Return each entry exactly, omitting nothing.

Input data:
────────────────────

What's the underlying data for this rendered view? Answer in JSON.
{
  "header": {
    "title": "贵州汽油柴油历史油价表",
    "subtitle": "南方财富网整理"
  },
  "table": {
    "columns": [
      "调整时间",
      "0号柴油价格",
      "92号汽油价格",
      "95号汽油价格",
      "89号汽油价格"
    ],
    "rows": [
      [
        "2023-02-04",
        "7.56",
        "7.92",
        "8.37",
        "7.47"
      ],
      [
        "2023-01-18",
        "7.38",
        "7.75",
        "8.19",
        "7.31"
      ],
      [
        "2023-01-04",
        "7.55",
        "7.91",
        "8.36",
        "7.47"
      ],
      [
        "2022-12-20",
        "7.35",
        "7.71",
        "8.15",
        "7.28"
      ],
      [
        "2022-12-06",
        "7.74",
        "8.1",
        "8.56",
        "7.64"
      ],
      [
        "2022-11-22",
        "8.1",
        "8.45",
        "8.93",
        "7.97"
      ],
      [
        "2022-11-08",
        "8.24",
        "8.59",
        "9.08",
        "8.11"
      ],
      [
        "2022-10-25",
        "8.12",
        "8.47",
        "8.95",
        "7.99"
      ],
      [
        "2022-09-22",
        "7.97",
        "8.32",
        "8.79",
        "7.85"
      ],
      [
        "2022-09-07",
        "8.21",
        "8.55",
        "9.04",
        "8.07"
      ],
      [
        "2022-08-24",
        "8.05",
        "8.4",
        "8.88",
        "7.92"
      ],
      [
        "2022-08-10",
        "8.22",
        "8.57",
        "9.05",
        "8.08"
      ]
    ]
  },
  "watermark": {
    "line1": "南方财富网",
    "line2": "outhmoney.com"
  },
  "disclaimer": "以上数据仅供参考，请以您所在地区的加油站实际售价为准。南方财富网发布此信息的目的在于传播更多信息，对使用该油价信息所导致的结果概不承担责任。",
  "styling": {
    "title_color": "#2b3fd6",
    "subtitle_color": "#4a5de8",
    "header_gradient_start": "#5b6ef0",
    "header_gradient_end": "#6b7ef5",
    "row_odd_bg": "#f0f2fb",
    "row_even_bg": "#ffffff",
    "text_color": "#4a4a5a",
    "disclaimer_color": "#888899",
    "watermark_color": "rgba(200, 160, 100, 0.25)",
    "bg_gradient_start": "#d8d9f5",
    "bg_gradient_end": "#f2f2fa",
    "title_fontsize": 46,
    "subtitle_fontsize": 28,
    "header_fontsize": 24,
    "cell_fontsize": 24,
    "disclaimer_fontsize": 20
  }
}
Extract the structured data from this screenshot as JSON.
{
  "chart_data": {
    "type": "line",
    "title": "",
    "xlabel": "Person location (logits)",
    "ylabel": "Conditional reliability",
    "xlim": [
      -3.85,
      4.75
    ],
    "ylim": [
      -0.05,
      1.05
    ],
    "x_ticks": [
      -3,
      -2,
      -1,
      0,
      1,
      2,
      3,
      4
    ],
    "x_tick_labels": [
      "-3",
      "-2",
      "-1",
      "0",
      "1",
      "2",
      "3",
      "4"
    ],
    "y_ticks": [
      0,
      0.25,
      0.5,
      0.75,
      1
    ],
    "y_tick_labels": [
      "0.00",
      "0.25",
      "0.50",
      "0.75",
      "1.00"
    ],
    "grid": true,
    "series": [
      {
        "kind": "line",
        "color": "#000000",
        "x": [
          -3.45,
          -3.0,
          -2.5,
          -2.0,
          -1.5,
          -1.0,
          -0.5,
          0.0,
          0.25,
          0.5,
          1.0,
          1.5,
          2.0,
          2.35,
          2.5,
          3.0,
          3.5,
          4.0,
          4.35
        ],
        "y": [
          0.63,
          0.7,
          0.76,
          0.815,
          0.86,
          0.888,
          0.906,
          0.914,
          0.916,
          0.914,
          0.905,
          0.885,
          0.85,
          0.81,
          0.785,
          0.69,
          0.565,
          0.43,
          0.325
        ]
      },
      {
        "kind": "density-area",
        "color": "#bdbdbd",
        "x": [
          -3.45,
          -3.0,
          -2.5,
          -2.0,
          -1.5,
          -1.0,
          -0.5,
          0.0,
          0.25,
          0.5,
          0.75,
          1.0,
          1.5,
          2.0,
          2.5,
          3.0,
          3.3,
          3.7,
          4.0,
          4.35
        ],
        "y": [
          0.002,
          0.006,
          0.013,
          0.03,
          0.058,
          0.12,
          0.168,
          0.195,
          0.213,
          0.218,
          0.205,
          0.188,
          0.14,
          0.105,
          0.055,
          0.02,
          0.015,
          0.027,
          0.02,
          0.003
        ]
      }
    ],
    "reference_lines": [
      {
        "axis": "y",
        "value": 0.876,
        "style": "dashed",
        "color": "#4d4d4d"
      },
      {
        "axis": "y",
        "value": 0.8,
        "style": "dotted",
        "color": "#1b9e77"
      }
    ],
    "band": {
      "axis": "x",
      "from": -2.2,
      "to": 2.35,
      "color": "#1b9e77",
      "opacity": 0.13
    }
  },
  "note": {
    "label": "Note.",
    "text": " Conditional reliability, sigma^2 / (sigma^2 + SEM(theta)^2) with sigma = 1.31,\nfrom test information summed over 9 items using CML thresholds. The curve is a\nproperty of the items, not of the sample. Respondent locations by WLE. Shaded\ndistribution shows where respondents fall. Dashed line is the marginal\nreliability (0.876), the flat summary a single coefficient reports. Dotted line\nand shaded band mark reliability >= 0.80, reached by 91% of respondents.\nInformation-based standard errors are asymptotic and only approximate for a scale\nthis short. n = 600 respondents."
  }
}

────────────────────

Solution to the exercise:
What's the underlying data for this rendered view? Answer in JSON.
{
  "header": {
    "title": "贵州汽油柴油历史油价表",
    "subtitle": "南方财富网整理"
  },
  "table": {
    "columns": [
      "调整时间",
      "0号柴油价格",
      "92号汽油价格",
      "95号汽油价格",
      "89号汽油价格"
    ],
    "rows": [
      [
        "2023-02-04",
        "7.56",
        "7.92",
        "8.37",
        "7.47"
      ],
      [
        "2023-01-18",
        "7.38",
        "7.75",
        "8.19",
        "7.31"
      ],
      [
        "2023-01-04",
        "7.55",
        "7.91",
        "8.36",
        "7.47"
      ],
      [
        "2022-12-20",
        "7.35",
        "7.71",
        "8.15",
        "7.28"
      ],
      [
        "2022-12-06",
        "7.74",
        "8.1",
        "8.56",
        "7.64"
      ],
      [
        "2022-11-22",
        "8.1",
        "8.45",
        "8.93",
        "7.97"
      ],
      [
        "2022-11-08",
        "8.24",
        "8.59",
        "9.08",
        "8.11"
      ],
      [
        "2022-10-25",
        "8.12",
        "8.47",
        "8.95",
        "7.99"
      ],
      [
        "2022-09-22",
        "7.97",
        "8.32",
        "8.79",
        "7.85"
      ],
      [
        "2022-09-07",
        "8.21",
        "8.55",
        "9.04",
        "8.07"
      ],
      [
        "2022-08-24",
        "8.05",
        "8.4",
        "8.88",
        "7.92"
      ],
      [
        "2022-08-10",
        "8.22",
        "8.57",
        "9.05",
        "8.08"
      ]
    ]
  },
  "watermark": {
    "line1": "南方财富网",
    "line2": "outhmoney.com"
  },
  "disclaimer": "以上数据仅供参考，请以您所在地区的加油站实际售价为准。南方财富网发布此信息的目的在于传播更多信息，对使用该油价信息所导致的结果概不承担责任。",
  "styling": {
    "title_color": "#2b3fd6",
    "subtitle_color": "#4a5de8",
    "header_gradient_start": "#5b6ef0",
    "header_gradient_end": "#6b7ef5",
    "row_odd_bg": "#f0f2fb",
    "row_even_bg": "#ffffff",
    "text_color": "#4a4a5a",
    "disclaimer_color": "#888899",
    "watermark_color": "rgba(200, 160, 100, 0.25)",
    "bg_gradient_start": "#d8d9f5",
    "bg_gradient_end": "#f2f2fa",
    "title_fontsize": 46,
    "subtitle_fontsize": 28,
    "header_fontsize": 24,
    "cell_fontsize": 24,
    "disclaimer_fontsize": 20
  }
}
Extract the structured data from this screenshot as JSON.
{
  "chart_data": {
    "type": "line",
    "title": "",
    "xlabel": "Person location (logits)",
    "ylabel": "Conditional reliability",
    "xlim": [
      -3.85,
      4.75
    ],
    "ylim": [
      -0.05,
      1.05
    ],
    "x_ticks": [
      -3,
      -2,
      -1,
      0,
      1,
      2,
      3,
      4
    ],
    "x_tick_labels": [
      "-3",
      "-2",
      "-1",
      "0",
      "1",
      "2",
      "3",
      "4"
    ],
    "y_ticks": [
      0,
      0.25,
      0.5,
      0.75,
      1
    ],
    "y_tick_labels": [
      "0.00",
      "0.25",
      "0.50",
      "0.75",
      "1.00"
    ],
    "grid": true,
    "series": [
      {
        "kind": "line",
        "color": "#000000",
        "x": [
          -3.45,
          -3.0,
          -2.5,
          -2.0,
          -1.5,
          -1.0,
          -0.5,
          0.0,
          0.25,
          0.5,
          1.0,
          1.5,
          2.0,
          2.35,
          2.5,
          3.0,
          3.5,
          4.0,
          4.35
        ],
        "y": [
          0.63,
          0.7,
          0.76,
          0.815,
          0.86,
          0.888,
          0.906,
          0.914,
          0.916,
          0.914,
          0.905,
          0.885,
          0.85,
          0.81,
          0.785,
          0.69,
          0.565,
          0.43,
          0.325
        ]
      },
      {
        "kind": "density-area",
        "color": "#bdbdbd",
        "x": [
          -3.45,
          -3.0,
          -2.5,
          -2.0,
          -1.5,
          -1.0,
          -0.5,
          0.0,
          0.25,
          0.5,
          0.75,
          1.0,
          1.5,
          2.0,
          2.5,
          3.0,
          3.3,
          3.7,
          4.0,
          4.35
        ],
        "y": [
          0.002,
          0.006,
          0.013,
          0.03,
          0.058,
          0.12,
          0.168,
          0.195,
          0.213,
          0.218,
          0.205,
          0.188,
          0.14,
          0.105,
          0.055,
          0.02,
          0.015,
          0.027,
          0.02,
          0.003
        ]
      }
    ],
    "reference_lines": [
      {
        "axis": "y",
        "value": 0.876,
        "style": "dashed",
        "color": "#4d4d4d"
      },
      {
        "axis": "y",
        "value": 0.8,
        "style": "dotted",
        "color": "#1b9e77"
      }
    ],
    "band": {
      "axis": "x",
      "from": -2.2,
      "to": 2.35,
      "color": "#1b9e77",
      "opacity": 0.13
    }
  },
  "note": {
    "label": "Note.",
    "text": " Conditional reliability, sigma^2 / (sigma^2 + SEM(theta)^2) with sigma = 1.31,\nfrom test information summed over 9 items using CML thresholds. The curve is a\nproperty of the items, not of the sample. Respondent locations by WLE. Shaded\ndistribution shows where respondents fall. Dashed line is the marginal\nreliability (0.876), the flat summary a single coefficient reports. Dotted line\nand shaded band mark reliability >= 0.80, reached by 91% of respondents.\nInformation-based standard errors are asymptotic and only approximate for a scale\nthis short. n = 600 respondents."
  }
}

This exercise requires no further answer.